> [Set task] Below you will find a set of lines. Repeat them all exactly.

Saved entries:
★ ★ ★

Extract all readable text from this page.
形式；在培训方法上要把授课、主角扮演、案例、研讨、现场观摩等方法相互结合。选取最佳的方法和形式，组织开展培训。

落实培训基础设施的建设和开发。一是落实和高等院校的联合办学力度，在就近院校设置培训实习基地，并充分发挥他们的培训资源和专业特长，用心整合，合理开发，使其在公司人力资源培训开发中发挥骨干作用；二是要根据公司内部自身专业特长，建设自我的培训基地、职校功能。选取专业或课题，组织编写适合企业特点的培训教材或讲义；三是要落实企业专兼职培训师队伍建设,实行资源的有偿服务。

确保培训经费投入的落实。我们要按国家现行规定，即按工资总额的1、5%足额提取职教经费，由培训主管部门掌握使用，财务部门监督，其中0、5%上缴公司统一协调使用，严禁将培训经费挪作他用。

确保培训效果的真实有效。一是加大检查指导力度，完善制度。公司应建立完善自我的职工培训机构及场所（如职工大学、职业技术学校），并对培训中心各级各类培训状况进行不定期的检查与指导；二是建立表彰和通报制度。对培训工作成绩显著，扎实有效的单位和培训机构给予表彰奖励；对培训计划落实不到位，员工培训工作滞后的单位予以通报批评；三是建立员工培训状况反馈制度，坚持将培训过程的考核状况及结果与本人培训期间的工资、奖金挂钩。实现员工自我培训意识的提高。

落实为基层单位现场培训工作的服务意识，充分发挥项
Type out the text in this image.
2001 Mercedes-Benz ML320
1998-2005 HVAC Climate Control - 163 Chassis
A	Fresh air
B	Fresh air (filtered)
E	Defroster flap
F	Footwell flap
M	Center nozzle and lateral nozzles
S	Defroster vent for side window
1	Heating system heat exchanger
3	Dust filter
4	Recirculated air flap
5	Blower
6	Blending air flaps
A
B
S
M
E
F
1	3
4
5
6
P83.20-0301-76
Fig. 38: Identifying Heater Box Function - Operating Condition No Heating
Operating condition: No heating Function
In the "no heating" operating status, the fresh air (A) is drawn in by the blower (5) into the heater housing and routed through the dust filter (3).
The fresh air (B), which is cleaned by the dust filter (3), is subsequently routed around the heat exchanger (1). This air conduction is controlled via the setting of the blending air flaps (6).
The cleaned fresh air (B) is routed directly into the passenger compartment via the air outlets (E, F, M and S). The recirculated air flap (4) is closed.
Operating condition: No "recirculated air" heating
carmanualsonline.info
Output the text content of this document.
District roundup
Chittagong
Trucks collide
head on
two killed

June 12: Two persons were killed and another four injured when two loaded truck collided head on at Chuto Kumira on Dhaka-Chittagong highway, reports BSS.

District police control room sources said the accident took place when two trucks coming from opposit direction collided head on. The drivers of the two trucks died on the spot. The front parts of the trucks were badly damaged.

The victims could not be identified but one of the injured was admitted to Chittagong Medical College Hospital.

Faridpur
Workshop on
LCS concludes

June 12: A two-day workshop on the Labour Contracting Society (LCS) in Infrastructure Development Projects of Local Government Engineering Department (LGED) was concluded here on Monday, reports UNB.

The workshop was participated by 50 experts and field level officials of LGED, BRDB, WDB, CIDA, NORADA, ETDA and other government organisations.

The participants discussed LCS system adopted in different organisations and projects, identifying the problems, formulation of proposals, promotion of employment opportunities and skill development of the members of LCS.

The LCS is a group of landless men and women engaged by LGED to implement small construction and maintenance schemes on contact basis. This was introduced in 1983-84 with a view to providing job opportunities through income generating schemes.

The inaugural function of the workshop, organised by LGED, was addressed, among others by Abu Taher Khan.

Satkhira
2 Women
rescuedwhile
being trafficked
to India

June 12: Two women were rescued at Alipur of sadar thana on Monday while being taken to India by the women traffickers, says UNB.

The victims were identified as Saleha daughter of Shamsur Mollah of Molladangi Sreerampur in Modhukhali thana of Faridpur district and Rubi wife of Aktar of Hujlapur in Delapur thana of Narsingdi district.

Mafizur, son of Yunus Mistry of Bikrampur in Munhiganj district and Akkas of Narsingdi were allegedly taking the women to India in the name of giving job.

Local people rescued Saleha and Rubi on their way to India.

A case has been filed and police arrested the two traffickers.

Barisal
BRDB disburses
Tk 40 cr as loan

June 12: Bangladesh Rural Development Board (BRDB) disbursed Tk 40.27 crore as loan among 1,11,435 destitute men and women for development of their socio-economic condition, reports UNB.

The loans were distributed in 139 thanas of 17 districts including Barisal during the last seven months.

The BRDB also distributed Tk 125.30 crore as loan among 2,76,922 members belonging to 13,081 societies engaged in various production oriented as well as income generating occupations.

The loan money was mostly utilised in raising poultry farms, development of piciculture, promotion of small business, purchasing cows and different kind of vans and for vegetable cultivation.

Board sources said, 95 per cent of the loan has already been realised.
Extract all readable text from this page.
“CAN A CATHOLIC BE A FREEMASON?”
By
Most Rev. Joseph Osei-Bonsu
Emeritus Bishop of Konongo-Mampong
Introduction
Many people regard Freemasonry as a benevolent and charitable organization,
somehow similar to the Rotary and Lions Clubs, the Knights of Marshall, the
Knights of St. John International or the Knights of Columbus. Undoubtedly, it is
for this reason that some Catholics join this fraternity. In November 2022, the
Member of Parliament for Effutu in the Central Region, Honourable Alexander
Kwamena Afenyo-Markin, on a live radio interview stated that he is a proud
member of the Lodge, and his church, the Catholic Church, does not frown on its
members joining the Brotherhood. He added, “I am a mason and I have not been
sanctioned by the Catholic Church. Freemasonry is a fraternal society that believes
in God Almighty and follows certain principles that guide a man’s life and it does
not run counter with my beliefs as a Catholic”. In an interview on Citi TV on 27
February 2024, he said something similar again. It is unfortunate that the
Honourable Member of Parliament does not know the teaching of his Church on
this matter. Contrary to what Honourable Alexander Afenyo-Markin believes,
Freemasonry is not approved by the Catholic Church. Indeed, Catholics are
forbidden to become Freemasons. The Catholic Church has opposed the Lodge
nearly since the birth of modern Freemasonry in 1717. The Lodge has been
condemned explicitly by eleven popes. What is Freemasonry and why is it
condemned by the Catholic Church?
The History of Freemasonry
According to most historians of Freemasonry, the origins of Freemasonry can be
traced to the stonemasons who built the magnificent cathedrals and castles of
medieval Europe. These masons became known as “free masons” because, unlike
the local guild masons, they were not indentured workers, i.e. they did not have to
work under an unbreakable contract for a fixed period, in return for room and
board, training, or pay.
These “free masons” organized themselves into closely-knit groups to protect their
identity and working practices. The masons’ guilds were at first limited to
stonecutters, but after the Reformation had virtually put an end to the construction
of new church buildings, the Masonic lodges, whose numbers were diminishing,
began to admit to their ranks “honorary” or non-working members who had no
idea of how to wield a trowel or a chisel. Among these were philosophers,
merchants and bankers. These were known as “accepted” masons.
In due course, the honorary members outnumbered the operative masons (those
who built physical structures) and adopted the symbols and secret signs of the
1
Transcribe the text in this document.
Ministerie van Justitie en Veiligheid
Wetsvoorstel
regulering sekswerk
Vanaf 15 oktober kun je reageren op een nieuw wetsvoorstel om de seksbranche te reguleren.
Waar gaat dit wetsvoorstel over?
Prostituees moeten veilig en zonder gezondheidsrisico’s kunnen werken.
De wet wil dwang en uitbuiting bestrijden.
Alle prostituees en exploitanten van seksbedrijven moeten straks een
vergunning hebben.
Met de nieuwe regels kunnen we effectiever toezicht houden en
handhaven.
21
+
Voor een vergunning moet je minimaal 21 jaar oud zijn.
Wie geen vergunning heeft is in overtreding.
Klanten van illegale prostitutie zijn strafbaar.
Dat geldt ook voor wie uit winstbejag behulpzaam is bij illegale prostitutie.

★ ★ ★

> [Result of the exercise]
Extract all readable text from this page.
形式；在培训方法上要把授课、主角扮演、案例、研讨、现场观摩等方法相互结合。选取最佳的方法和形式，组织开展培训。

落实培训基础设施的建设和开发。一是落实和高等院校的联合办学力度，在就近院校设置培训实习基地，并充分发挥他们的培训资源和专业特长，用心整合，合理开发，使其在公司人力资源培训开发中发挥骨干作用；二是要根据公司内部自身专业特长，建设自我的培训基地、职校功能。选取专业或课题，组织编写适合企业特点的培训教材或讲义；三是要落实企业专兼职培训师队伍建设,实行资源的有偿服务。

确保培训经费投入的落实。我们要按国家现行规定，即按工资总额的1、5%足额提取职教经费，由培训主管部门掌握使用，财务部门监督，其中0、5%上缴公司统一协调使用，严禁将培训经费挪作他用。

确保培训效果的真实有效。一是加大检查指导力度，完善制度。公司应建立完善自我的职工培训机构及场所（如职工大学、职业技术学校），并对培训中心各级各类培训状况进行不定期的检查与指导；二是建立表彰和通报制度。对培训工作成绩显著，扎实有效的单位和培训机构给予表彰奖励；对培训计划落实不到位，员工培训工作滞后的单位予以通报批评；三是建立员工培训状况反馈制度，坚持将培训过程的考核状况及结果与本人培训期间的工资、奖金挂钩。实现员工自我培训意识的提高。

落实为基层单位现场培训工作的服务意识，充分发挥项
Type out the text in this image.
2001 Mercedes-Benz ML320
1998-2005 HVAC Climate Control - 163 Chassis
A	Fresh air
B	Fresh air (filtered)
E	Defroster flap
F	Footwell flap
M	Center nozzle and lateral nozzles
S	Defroster vent for side window
1	Heating system heat exchanger
3	Dust filter
4	Recirculated air flap
5	Blower
6	Blending air flaps
A
B
S
M
E
F
1	3
4
5
6
P83.20-0301-76
Fig. 38: Identifying Heater Box Function - Operating Condition No Heating
Operating condition: No heating Function
In the "no heating" operating status, the fresh air (A) is drawn in by the blower (5) into the heater housing and routed through the dust filter (3).
The fresh air (B), which is cleaned by the dust filter (3), is subsequently routed around the heat exchanger (1). This air conduction is controlled via the setting of the blending air flaps (6).
The cleaned fresh air (B) is routed directly into the passenger compartment via the air outlets (E, F, M and S). The recirculated air flap (4) is closed.
Operating condition: No "recirculated air" heating
carmanualsonline.info
Output the text content of this document.
District roundup
Chittagong
Trucks collide
head on
two killed

June 12: Two persons were killed and another four injured when two loaded truck collided head on at Chuto Kumira on Dhaka-Chittagong highway, reports BSS.

District police control room sources said the accident took place when two trucks coming from opposit direction collided head on. The drivers of the two trucks died on the spot. The front parts of the trucks were badly damaged.

The victims could not be identified but one of the injured was admitted to Chittagong Medical College Hospital.

Faridpur
Workshop on
LCS concludes

June 12: A two-day workshop on the Labour Contracting Society (LCS) in Infrastructure Development Projects of Local Government Engineering Department (LGED) was concluded here on Monday, reports UNB.

The workshop was participated by 50 experts and field level officials of LGED, BRDB, WDB, CIDA, NORADA, ETDA and other government organisations.

The participants discussed LCS system adopted in different organisations and projects, identifying the problems, formulation of proposals, promotion of employment opportunities and skill development of the members of LCS.

The LCS is a group of landless men and women engaged by LGED to implement small construction and maintenance schemes on contact basis. This was introduced in 1983-84 with a view to providing job opportunities through income generating schemes.

The inaugural function of the workshop, organised by LGED, was addressed, among others by Abu Taher Khan.

Satkhira
2 Women
rescuedwhile
being trafficked
to India

June 12: Two women were rescued at Alipur of sadar thana on Monday while being taken to India by the women traffickers, says UNB.

The victims were identified as Saleha daughter of Shamsur Mollah of Molladangi Sreerampur in Modhukhali thana of Faridpur district and Rubi wife of Aktar of Hujlapur in Delapur thana of Narsingdi district.

Mafizur, son of Yunus Mistry of Bikrampur in Munhiganj district and Akkas of Narsingdi were allegedly taking the women to India in the name of giving job.

Local people rescued Saleha and Rubi on their way to India.

A case has been filed and police arrested the two traffickers.

Barisal
BRDB disburses
Tk 40 cr as loan

June 12: Bangladesh Rural Development Board (BRDB) disbursed Tk 40.27 crore as loan among 1,11,435 destitute men and women for development of their socio-economic condition, reports UNB.

The loans were distributed in 139 thanas of 17 districts including Barisal during the last seven months.

The BRDB also distributed Tk 125.30 crore as loan among 2,76,922 members belonging to 13,081 societies engaged in various production oriented as well as income generating occupations.

The loan money was mostly utilised in raising poultry farms, development of piciculture, promotion of small business, purchasing cows and different kind of vans and for vegetable cultivation.

Board sources said, 95 per cent of the loan has already been realised.
Extract all readable text from this page.
“CAN A CATHOLIC BE A FREEMASON?”
By
Most Rev. Joseph Osei-Bonsu
Emeritus Bishop of Konongo-Mampong
Introduction
Many people regard Freemasonry as a benevolent and charitable organization,
somehow similar to the Rotary and Lions Clubs, the Knights of Marshall, the
Knights of St. John International or the Knights of Columbus. Undoubtedly, it is
for this reason that some Catholics join this fraternity. In November 2022, the
Member of Parliament for Effutu in the Central Region, Honourable Alexander
Kwamena Afenyo-Markin, on a live radio interview stated that he is a proud
member of the Lodge, and his church, the Catholic Church, does not frown on its
members joining the Brotherhood. He added, “I am a mason and I have not been
sanctioned by the Catholic Church. Freemasonry is a fraternal society that believes
in God Almighty and follows certain principles that guide a man’s life and it does
not run counter with my beliefs as a Catholic”. In an interview on Citi TV on 27
February 2024, he said something similar again. It is unfortunate that the
Honourable Member of Parliament does not know the teaching of his Church on
this matter. Contrary to what Honourable Alexander Afenyo-Markin believes,
Freemasonry is not approved by the Catholic Church. Indeed, Catholics are
forbidden to become Freemasons. The Catholic Church has opposed the Lodge
nearly since the birth of modern Freemasonry in 1717. The Lodge has been
condemned explicitly by eleven popes. What is Freemasonry and why is it
condemned by the Catholic Church?
The History of Freemasonry
According to most historians of Freemasonry, the origins of Freemasonry can be
traced to the stonemasons who built the magnificent cathedrals and castles of
medieval Europe. These masons became known as “free masons” because, unlike
the local guild masons, they were not indentured workers, i.e. they did not have to
work under an unbreakable contract for a fixed period, in return for room and
board, training, or pay.
These “free masons” organized themselves into closely-knit groups to protect their
identity and working practices. The masons’ guilds were at first limited to
stonecutters, but after the Reformation had virtually put an end to the construction
of new church buildings, the Masonic lodges, whose numbers were diminishing,
began to admit to their ranks “honorary” or non-working members who had no
idea of how to wield a trowel or a chisel. Among these were philosophers,
merchants and bankers. These were known as “accepted” masons.
In due course, the honorary members outnumbered the operative masons (those
who built physical structures) and adopted the symbols and secret signs of the
1
Transcribe the text in this document.
Ministerie van Justitie en Veiligheid
Wetsvoorstel
regulering sekswerk
Vanaf 15 oktober kun je reageren op een nieuw wetsvoorstel om de seksbranche te reguleren.
Waar gaat dit wetsvoorstel over?
Prostituees moeten veilig en zonder gezondheidsrisico’s kunnen werken.
De wet wil dwang en uitbuiting bestrijden.
Alle prostituees en exploitanten van seksbedrijven moeten straks een
vergunning hebben.
Met de nieuwe regels kunnen we effectiever toezicht houden en
handhaven.
21
+
Voor een vergunning moet je minimaal 21 jaar oud zijn.
Wie geen vergunning heeft is in overtreding.
Klanten van illegale prostitutie zijn strafbaar.
Dat geldt ook voor wie uit winstbejag behulpzaam is bij illegale prostitutie.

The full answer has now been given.